### Material supplied ###
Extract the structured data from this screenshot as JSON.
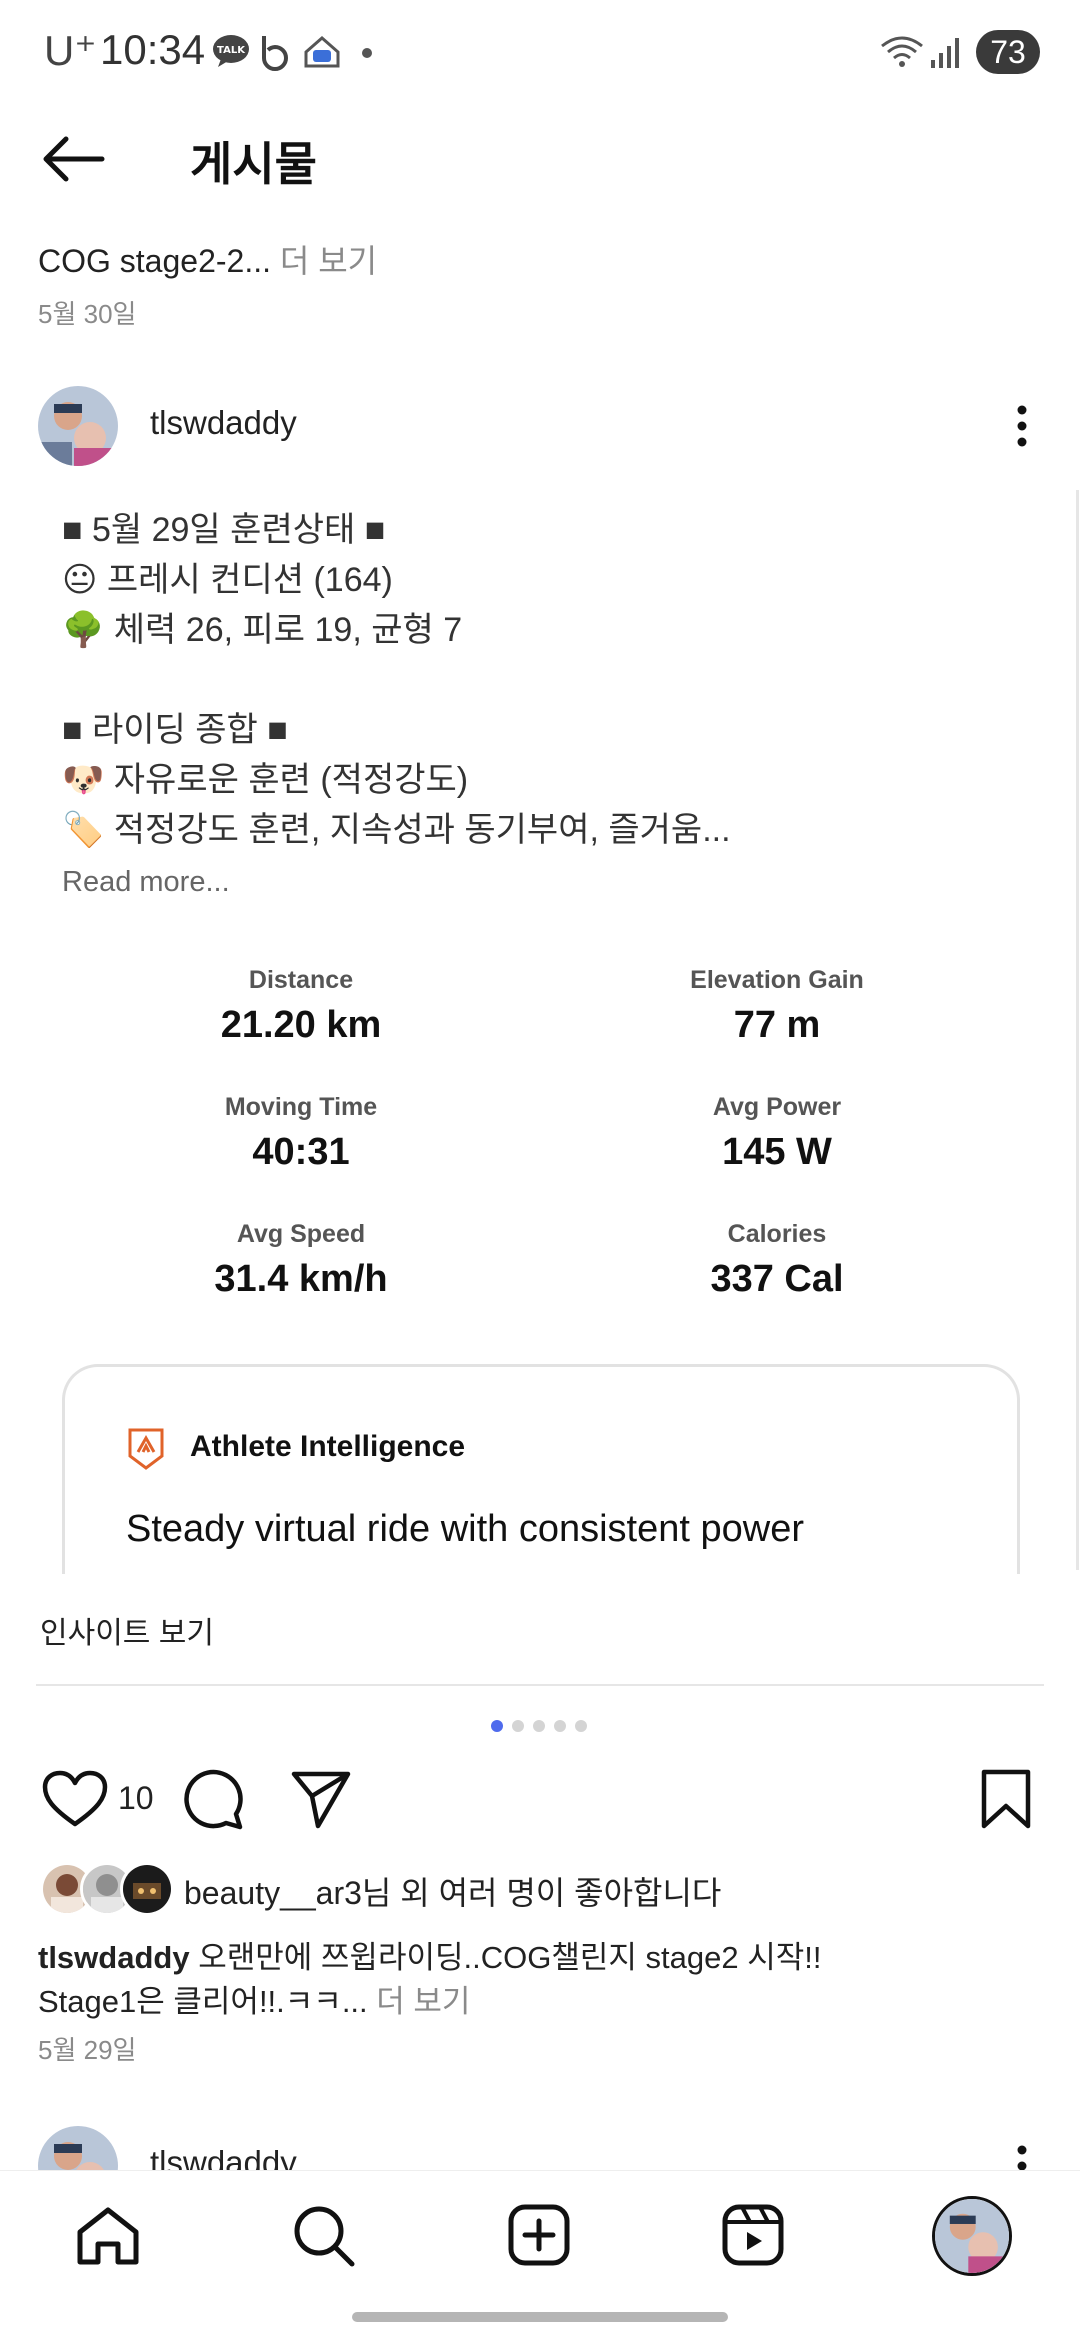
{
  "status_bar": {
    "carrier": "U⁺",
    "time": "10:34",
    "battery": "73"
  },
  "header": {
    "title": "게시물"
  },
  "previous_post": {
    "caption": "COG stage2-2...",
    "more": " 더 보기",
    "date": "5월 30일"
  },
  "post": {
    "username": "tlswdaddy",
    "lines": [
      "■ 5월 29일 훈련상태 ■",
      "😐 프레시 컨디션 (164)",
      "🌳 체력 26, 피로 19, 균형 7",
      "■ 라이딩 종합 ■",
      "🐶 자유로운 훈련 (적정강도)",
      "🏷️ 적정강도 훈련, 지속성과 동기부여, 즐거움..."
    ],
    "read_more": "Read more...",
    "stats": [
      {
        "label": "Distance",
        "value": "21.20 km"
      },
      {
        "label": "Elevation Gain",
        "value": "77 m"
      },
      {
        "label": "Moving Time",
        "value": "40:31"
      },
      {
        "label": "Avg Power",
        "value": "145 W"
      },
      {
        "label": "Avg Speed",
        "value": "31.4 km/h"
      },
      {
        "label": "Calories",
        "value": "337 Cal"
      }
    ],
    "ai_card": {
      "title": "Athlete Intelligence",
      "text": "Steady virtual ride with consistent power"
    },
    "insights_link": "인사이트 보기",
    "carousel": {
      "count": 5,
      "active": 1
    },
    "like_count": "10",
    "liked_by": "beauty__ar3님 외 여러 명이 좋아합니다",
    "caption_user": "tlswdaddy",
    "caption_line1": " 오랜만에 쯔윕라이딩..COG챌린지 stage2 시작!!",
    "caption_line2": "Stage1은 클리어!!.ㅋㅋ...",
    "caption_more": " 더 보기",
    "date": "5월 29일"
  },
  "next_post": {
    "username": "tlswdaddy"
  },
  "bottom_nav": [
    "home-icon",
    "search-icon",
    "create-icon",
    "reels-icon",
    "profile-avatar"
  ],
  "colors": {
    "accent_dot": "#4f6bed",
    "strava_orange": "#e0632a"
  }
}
###
-- Job --
Without the pictures, write out all of the material exactly.

-- Result --
Extract the structured data from this screenshot as JSON.
{
  "status_bar": {
    "carrier": "U⁺",
    "time": "10:34",
    "battery": "73"
  },
  "header": {
    "title": "게시물"
  },
  "previous_post": {
    "caption": "COG stage2-2...",
    "more": " 더 보기",
    "date": "5월 30일"
  },
  "post": {
    "username": "tlswdaddy",
    "lines": [
      "■ 5월 29일 훈련상태 ■",
      "😐 프레시 컨디션 (164)",
      "🌳 체력 26, 피로 19, 균형 7",
      "■ 라이딩 종합 ■",
      "🐶 자유로운 훈련 (적정강도)",
      "🏷️ 적정강도 훈련, 지속성과 동기부여, 즐거움..."
    ],
    "read_more": "Read more...",
    "stats": [
      {
        "label": "Distance",
        "value": "21.20 km"
      },
      {
        "label": "Elevation Gain",
        "value": "77 m"
      },
      {
        "label": "Moving Time",
        "value": "40:31"
      },
      {
        "label": "Avg Power",
        "value": "145 W"
      },
      {
        "label": "Avg Speed",
        "value": "31.4 km/h"
      },
      {
        "label": "Calories",
        "value": "337 Cal"
      }
    ],
    "ai_card": {
      "title": "Athlete Intelligence",
      "text": "Steady virtual ride with consistent power"
    },
    "insights_link": "인사이트 보기",
    "carousel": {
      "count": 5,
      "active": 1
    },
    "like_count": "10",
    "liked_by": "beauty__ar3님 외 여러 명이 좋아합니다",
    "caption_user": "tlswdaddy",
    "caption_line1": " 오랜만에 쯔윕라이딩..COG챌린지 stage2 시작!!",
    "caption_line2": "Stage1은 클리어!!.ㅋㅋ...",
    "caption_more": " 더 보기",
    "date": "5월 29일"
  },
  "next_post": {
    "username": "tlswdaddy"
  },
  "bottom_nav": [
    "home-icon",
    "search-icon",
    "create-icon",
    "reels-icon",
    "profile-avatar"
  ],
  "colors": {
    "accent_dot": "#4f6bed",
    "strava_orange": "#e0632a"
  }
}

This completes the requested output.